* START The records *

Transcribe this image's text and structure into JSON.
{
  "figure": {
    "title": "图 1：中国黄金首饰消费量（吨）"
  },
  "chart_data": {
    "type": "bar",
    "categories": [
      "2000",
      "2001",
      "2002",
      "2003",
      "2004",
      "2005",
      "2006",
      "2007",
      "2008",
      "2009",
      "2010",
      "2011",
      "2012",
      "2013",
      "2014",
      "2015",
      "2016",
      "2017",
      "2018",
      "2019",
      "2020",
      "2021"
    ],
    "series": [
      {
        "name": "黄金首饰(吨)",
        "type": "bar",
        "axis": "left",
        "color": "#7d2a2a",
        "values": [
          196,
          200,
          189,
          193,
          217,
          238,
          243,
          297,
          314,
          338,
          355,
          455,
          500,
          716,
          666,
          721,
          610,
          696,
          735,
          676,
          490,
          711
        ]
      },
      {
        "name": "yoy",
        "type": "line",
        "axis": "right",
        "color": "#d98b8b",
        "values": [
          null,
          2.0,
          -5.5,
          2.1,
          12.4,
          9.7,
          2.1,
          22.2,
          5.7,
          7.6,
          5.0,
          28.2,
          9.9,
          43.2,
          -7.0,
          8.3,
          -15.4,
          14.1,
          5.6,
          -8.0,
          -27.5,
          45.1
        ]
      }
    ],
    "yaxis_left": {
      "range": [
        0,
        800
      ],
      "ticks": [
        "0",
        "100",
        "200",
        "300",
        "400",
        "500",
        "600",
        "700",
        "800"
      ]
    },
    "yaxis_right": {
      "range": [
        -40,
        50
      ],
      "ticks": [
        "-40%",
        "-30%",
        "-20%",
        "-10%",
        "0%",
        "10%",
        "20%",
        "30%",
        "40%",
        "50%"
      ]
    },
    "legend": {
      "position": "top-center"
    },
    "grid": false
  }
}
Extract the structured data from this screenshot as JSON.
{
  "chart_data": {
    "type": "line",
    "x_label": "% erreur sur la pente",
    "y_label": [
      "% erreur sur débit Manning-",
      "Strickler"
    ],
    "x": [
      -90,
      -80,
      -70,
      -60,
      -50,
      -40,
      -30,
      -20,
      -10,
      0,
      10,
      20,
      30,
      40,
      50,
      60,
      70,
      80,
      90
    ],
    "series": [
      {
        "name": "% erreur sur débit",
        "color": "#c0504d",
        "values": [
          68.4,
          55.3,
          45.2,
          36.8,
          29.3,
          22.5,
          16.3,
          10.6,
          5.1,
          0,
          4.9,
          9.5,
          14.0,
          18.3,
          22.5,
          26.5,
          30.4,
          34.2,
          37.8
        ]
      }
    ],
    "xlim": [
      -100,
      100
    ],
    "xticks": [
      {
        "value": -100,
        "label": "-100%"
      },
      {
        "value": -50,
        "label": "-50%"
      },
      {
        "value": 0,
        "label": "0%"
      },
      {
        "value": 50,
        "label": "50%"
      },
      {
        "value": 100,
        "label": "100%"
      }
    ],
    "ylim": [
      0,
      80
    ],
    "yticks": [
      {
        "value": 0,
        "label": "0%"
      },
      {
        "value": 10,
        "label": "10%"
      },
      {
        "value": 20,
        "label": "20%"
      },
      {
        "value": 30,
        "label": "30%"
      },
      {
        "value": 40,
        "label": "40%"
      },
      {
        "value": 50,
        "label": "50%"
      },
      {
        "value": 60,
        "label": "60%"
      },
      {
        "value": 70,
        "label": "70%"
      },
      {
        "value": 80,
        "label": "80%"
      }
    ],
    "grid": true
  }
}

* END The records *

What the task asks: Find the lines above that include the string "type" and copy them.

Response below:
    "type": "bar",
        "type": "bar",
        "type": "line",
    "type": "line",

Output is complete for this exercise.